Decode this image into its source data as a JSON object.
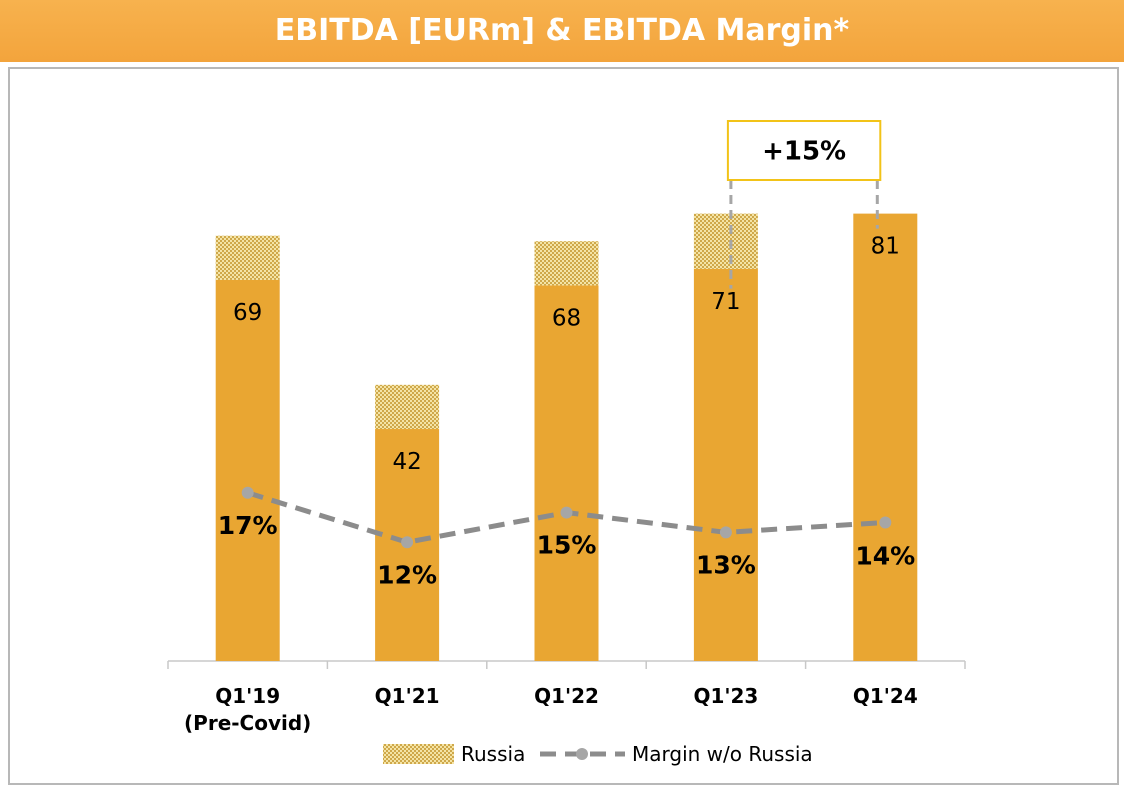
{
  "chart_data": {
    "type": "bar",
    "title": "EBITDA [EURm] & EBITDA Margin*",
    "categories": [
      "Q1'19\n(Pre-Covid)",
      "Q1'21",
      "Q1'22",
      "Q1'23",
      "Q1'24"
    ],
    "stacked": true,
    "series": [
      {
        "color": "#e9a632",
        "values": [
          69,
          42,
          68,
          71,
          81
        ]
      },
      {
        "name": "Russia",
        "color": "#e2c56a",
        "pattern": "hatched",
        "values": [
          8,
          8,
          8,
          10,
          0
        ]
      },
      {
        "name": "Margin w/o Russia",
        "type": "line",
        "axis": "y2",
        "color": "#8c8c8c",
        "dashed": true,
        "values": [
          17,
          12,
          15,
          13,
          14
        ],
        "value_labels": [
          "17%",
          "12%",
          "15%",
          "13%",
          "14%"
        ]
      }
    ],
    "ylim": [
      0,
      86
    ],
    "y2lim": [
      0,
      48
    ],
    "annotation": {
      "text": "+15%",
      "from": 3,
      "to": 4,
      "color": "#f2c318"
    },
    "legend": "bottom"
  }
}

^^^^^^^^^^^^^^^^

TASK REQUIREMENTS — The records above are to be reproduced exactly; the pictures are to be left out.

FINISHED EXERCISE —
Decode this image into its source data as a JSON object.
{
  "chart_data": {
    "type": "bar",
    "title": "EBITDA [EURm] & EBITDA Margin*",
    "categories": [
      "Q1'19\n(Pre-Covid)",
      "Q1'21",
      "Q1'22",
      "Q1'23",
      "Q1'24"
    ],
    "stacked": true,
    "series": [
      {
        "color": "#e9a632",
        "values": [
          69,
          42,
          68,
          71,
          81
        ]
      },
      {
        "name": "Russia",
        "color": "#e2c56a",
        "pattern": "hatched",
        "values": [
          8,
          8,
          8,
          10,
          0
        ]
      },
      {
        "name": "Margin w/o Russia",
        "type": "line",
        "axis": "y2",
        "color": "#8c8c8c",
        "dashed": true,
        "values": [
          17,
          12,
          15,
          13,
          14
        ],
        "value_labels": [
          "17%",
          "12%",
          "15%",
          "13%",
          "14%"
        ]
      }
    ],
    "ylim": [
      0,
      86
    ],
    "y2lim": [
      0,
      48
    ],
    "annotation": {
      "text": "+15%",
      "from": 3,
      "to": 4,
      "color": "#f2c318"
    },
    "legend": "bottom"
  }
}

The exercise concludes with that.